**EXERCISE:** Filter the records for lines holding the string "title".

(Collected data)
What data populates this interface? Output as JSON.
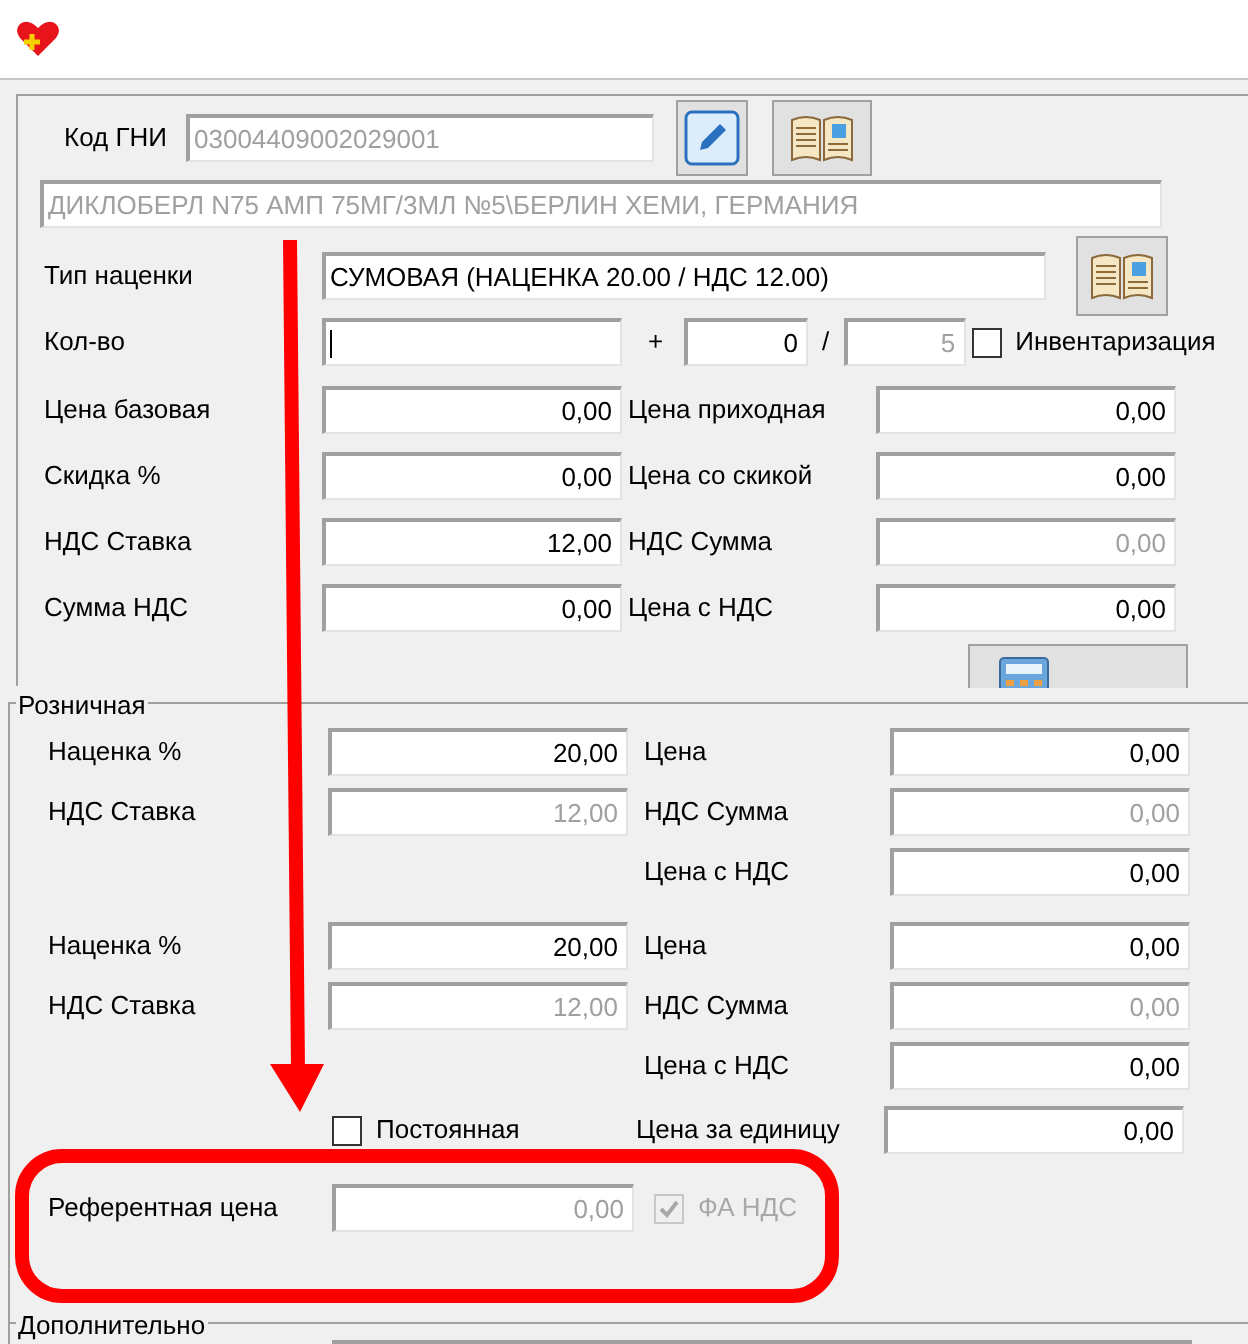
{
  "header": {
    "code_label": "Код ГНИ",
    "code_value": "03004409002029001",
    "product_name": "ДИКЛОБЕРЛ N75 АМП 75МГ/3МЛ №5\\БЕРЛИН ХЕМИ, ГЕРМАНИЯ"
  },
  "markup_type": {
    "label": "Тип наценки",
    "value": "СУМОВАЯ (НАЦЕНКА 20.00 / НДС 12.00)"
  },
  "quantity": {
    "label": "Кол-во",
    "plus": "+",
    "extra": "0",
    "slash": "/",
    "total": "5",
    "total_disabled": true,
    "inventory": {
      "label": "Инвентаризация",
      "checked": false
    }
  },
  "purchase_rows": [
    {
      "label": "Цена базовая",
      "value": "0,00",
      "right_label": "Цена приходная",
      "right_value": "0,00",
      "right_disabled": false
    },
    {
      "label": "Скидка %",
      "value": "0,00",
      "right_label": "Цена со скикой",
      "right_value": "0,00",
      "right_disabled": false
    },
    {
      "label": "НДС Ставка",
      "value": "12,00",
      "right_label": "НДС Сумма",
      "right_value": "0,00",
      "right_disabled": true
    },
    {
      "label": "Сумма НДС",
      "value": "0,00",
      "right_label": "Цена с НДС",
      "right_value": "0,00",
      "right_disabled": false
    }
  ],
  "retail": {
    "title": "Розничная",
    "groups": [
      {
        "rows": [
          {
            "label": "Наценка %",
            "value": "20,00",
            "disabled": false,
            "right_label": "Цена",
            "right_value": "0,00",
            "right_disabled": false
          },
          {
            "label": "НДС Ставка",
            "value": "12,00",
            "disabled": true,
            "right_label": "НДС Сумма",
            "right_value": "0,00",
            "right_disabled": true
          },
          {
            "right_label": "Цена с НДС",
            "right_value": "0,00",
            "right_disabled": false
          }
        ]
      },
      {
        "rows": [
          {
            "label": "Наценка %",
            "value": "20,00",
            "disabled": false,
            "right_label": "Цена",
            "right_value": "0,00",
            "right_disabled": false
          },
          {
            "label": "НДС Ставка",
            "value": "12,00",
            "disabled": true,
            "right_label": "НДС Сумма",
            "right_value": "0,00",
            "right_disabled": true
          },
          {
            "right_label": "Цена с НДС",
            "right_value": "0,00",
            "right_disabled": false
          }
        ]
      }
    ],
    "constant": {
      "label": "Постоянная",
      "checked": false
    },
    "unit_price": {
      "label": "Цена за единицу",
      "value": "0,00"
    },
    "reference": {
      "label": "Референтная цена",
      "value": "0,00",
      "disabled": true
    },
    "fa_vat": {
      "label": "ФА НДС",
      "checked": true,
      "disabled": true
    }
  },
  "additional": {
    "title": "Дополнительно"
  }
}
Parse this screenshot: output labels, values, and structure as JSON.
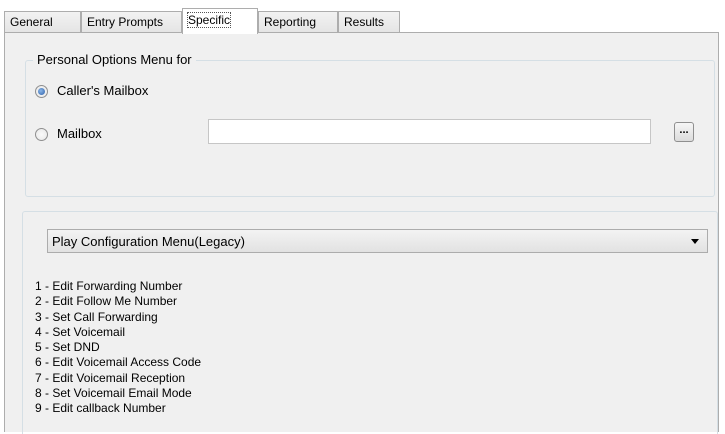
{
  "tabs": [
    {
      "label": "General",
      "active": false
    },
    {
      "label": "Entry Prompts",
      "active": false
    },
    {
      "label": "Specific",
      "active": true
    },
    {
      "label": "Reporting",
      "active": false
    },
    {
      "label": "Results",
      "active": false
    }
  ],
  "personal_options": {
    "legend": "Personal Options Menu for",
    "callers_mailbox_label": "Caller's Mailbox",
    "callers_mailbox_selected": true,
    "mailbox_label": "Mailbox",
    "mailbox_selected": false,
    "mailbox_value": "",
    "browse_label": "..."
  },
  "menu_config": {
    "selected_option": "Play Configuration Menu(Legacy)",
    "items": [
      "1 - Edit Forwarding Number",
      "2 - Edit Follow Me Number",
      "3 - Set Call Forwarding",
      "4 - Set Voicemail",
      "5 - Set DND",
      "6 - Edit Voicemail Access Code",
      "7 - Edit Voicemail Reception",
      "8 - Set Voicemail Email Mode",
      "9 - Edit callback Number"
    ]
  },
  "colors": {
    "panel_background": "#f0f0f0",
    "radio_selected": "#2d5fa8",
    "tab_border": "#adadad"
  }
}
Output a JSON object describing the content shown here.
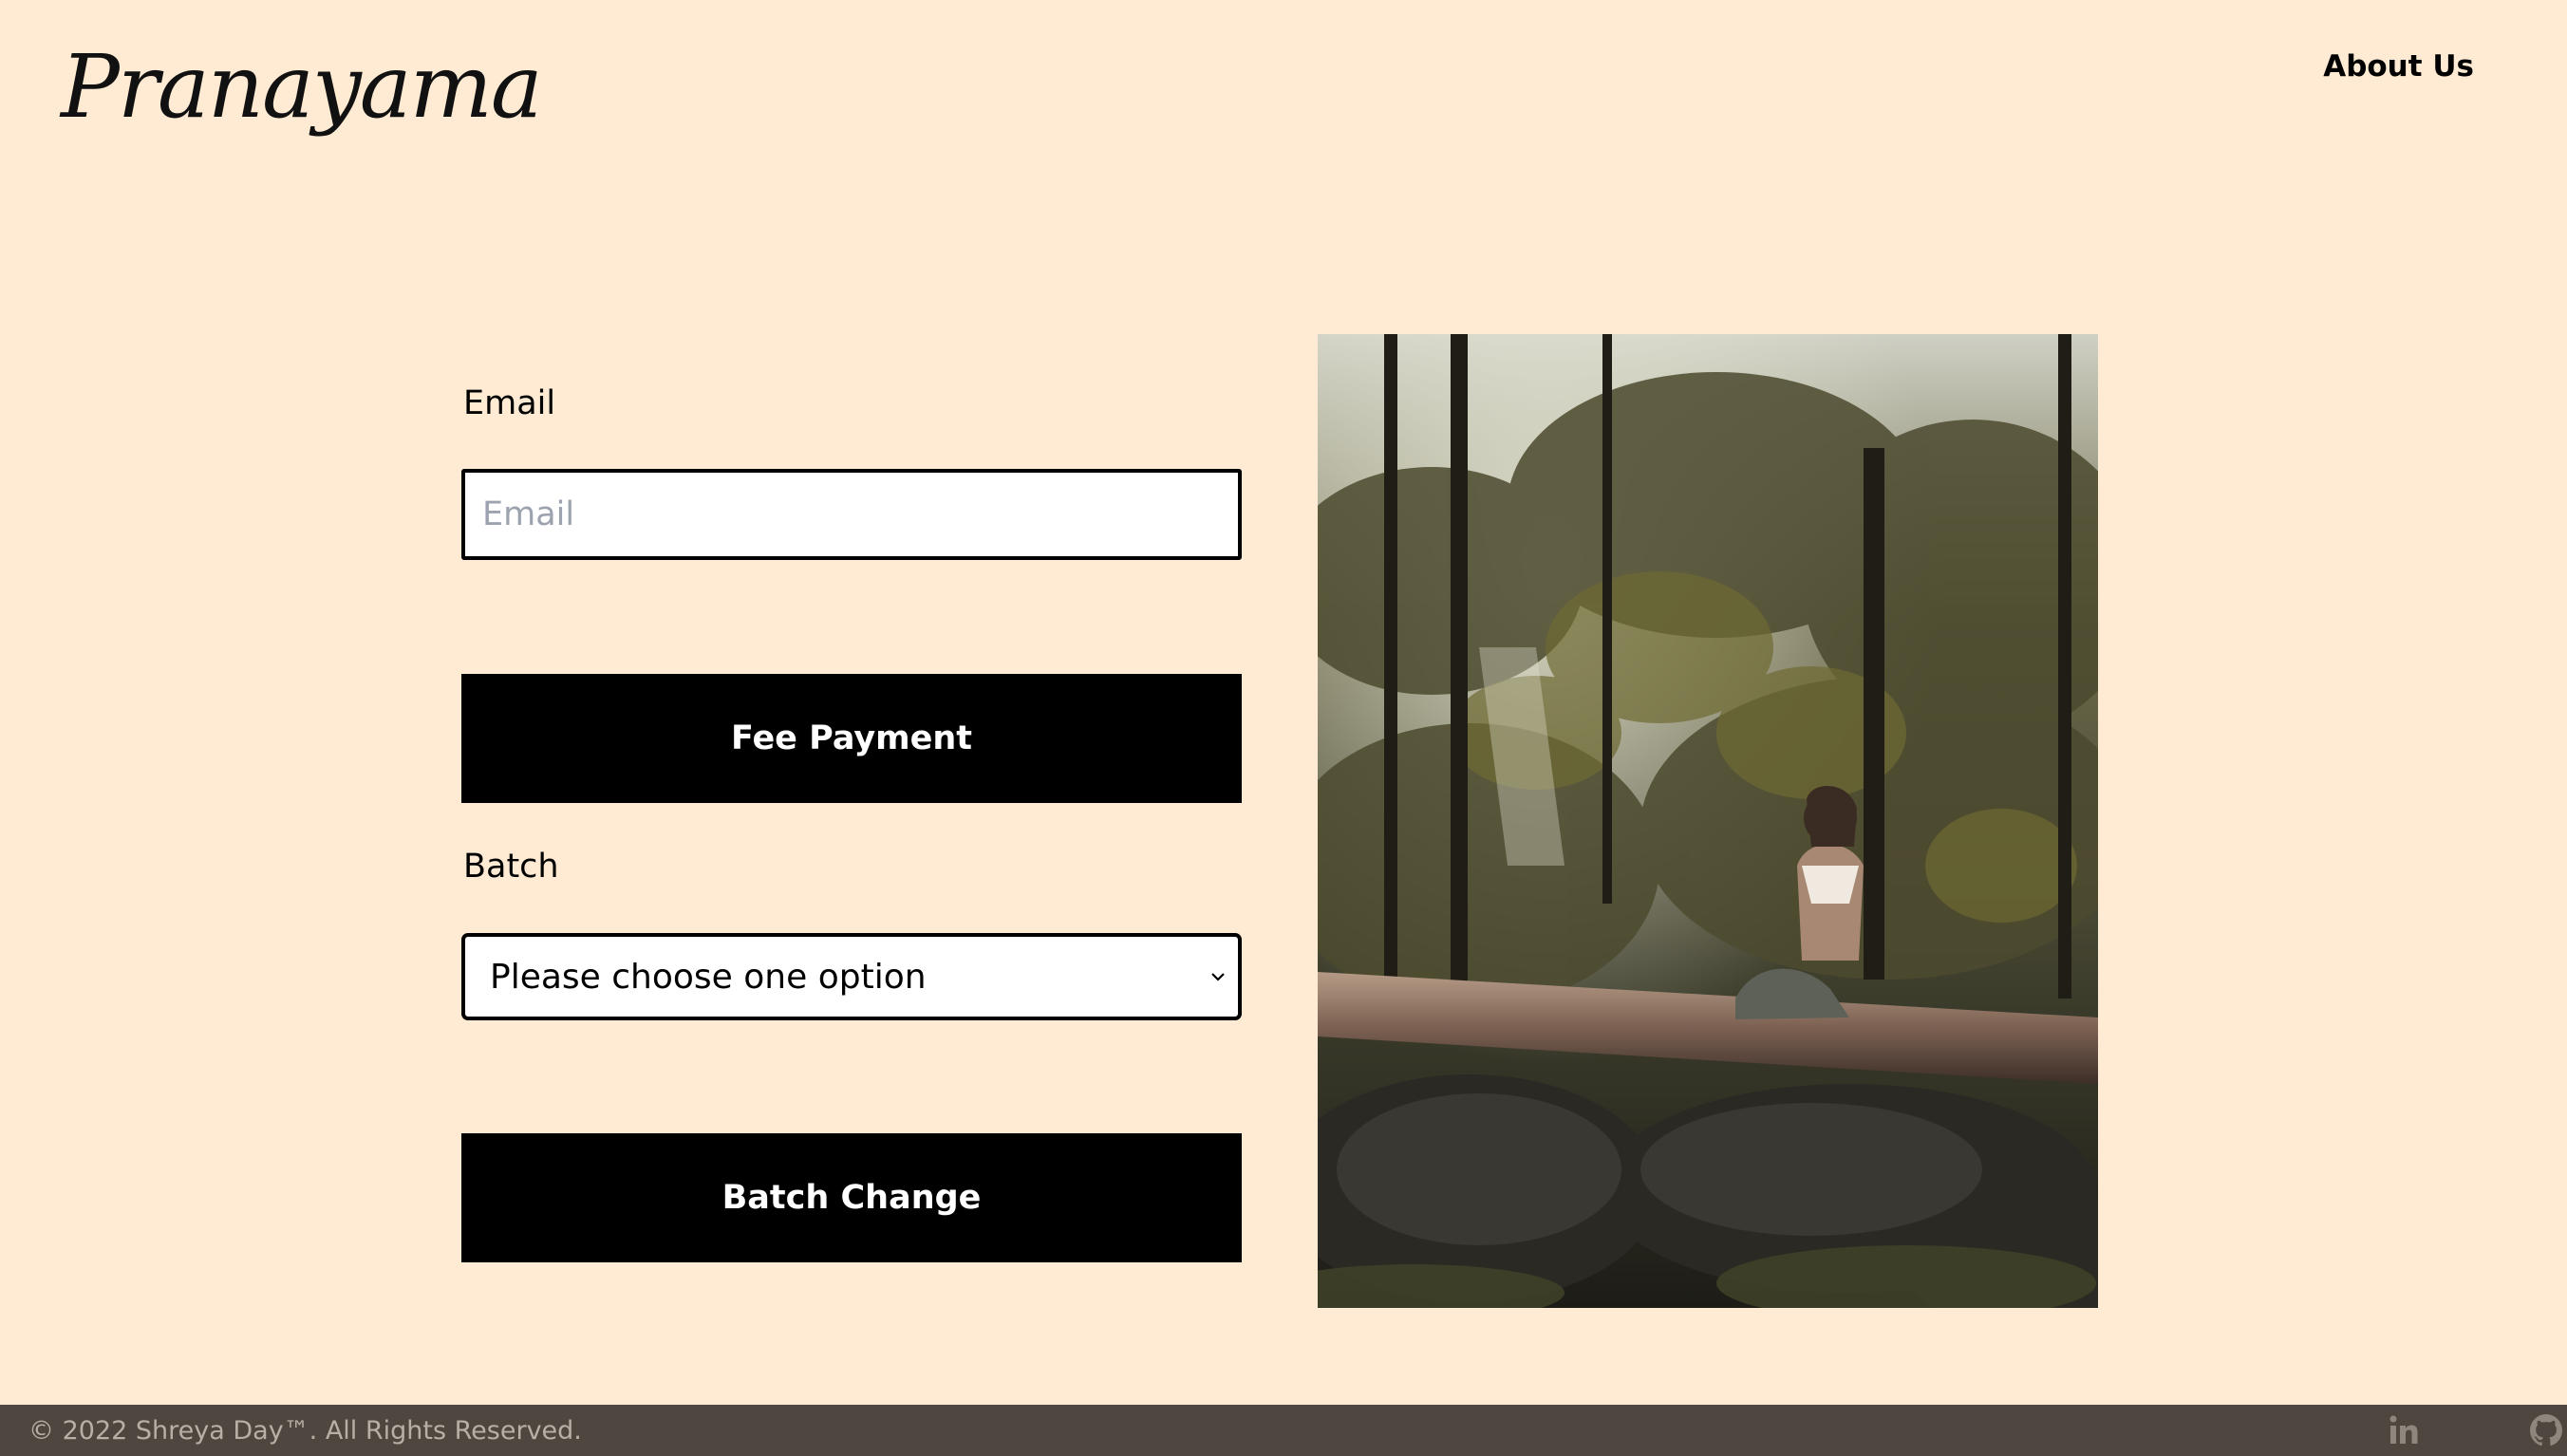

**SOLUTION:**
    "title": "Розничная",
    "title": "Дополнительно"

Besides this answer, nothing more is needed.